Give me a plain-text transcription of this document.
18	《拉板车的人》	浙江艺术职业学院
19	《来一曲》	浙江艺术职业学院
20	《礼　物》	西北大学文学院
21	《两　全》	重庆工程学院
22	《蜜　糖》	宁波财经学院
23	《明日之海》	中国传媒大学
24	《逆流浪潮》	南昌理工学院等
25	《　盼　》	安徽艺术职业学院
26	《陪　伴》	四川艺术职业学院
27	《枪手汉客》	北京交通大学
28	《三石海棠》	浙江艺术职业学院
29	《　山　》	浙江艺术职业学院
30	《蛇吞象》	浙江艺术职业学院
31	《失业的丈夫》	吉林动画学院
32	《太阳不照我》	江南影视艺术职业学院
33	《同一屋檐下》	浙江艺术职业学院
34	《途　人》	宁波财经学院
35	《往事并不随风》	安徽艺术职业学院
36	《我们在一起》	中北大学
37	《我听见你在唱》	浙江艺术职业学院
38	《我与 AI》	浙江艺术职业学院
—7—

☆ ☆ ☆ ☆ ☆

Short exercise
Please reproduce each line exactly as written.

Answer to this exercise
Give me a plain-text transcription of this document.
18	《拉板车的人》	浙江艺术职业学院
19	《来一曲》	浙江艺术职业学院
20	《礼　物》	西北大学文学院
21	《两　全》	重庆工程学院
22	《蜜　糖》	宁波财经学院
23	《明日之海》	中国传媒大学
24	《逆流浪潮》	南昌理工学院等
25	《　盼　》	安徽艺术职业学院
26	《陪　伴》	四川艺术职业学院
27	《枪手汉客》	北京交通大学
28	《三石海棠》	浙江艺术职业学院
29	《　山　》	浙江艺术职业学院
30	《蛇吞象》	浙江艺术职业学院
31	《失业的丈夫》	吉林动画学院
32	《太阳不照我》	江南影视艺术职业学院
33	《同一屋檐下》	浙江艺术职业学院
34	《途　人》	宁波财经学院
35	《往事并不随风》	安徽艺术职业学院
36	《我们在一起》	中北大学
37	《我听见你在唱》	浙江艺术职业学院
38	《我与 AI》	浙江艺术职业学院
—7—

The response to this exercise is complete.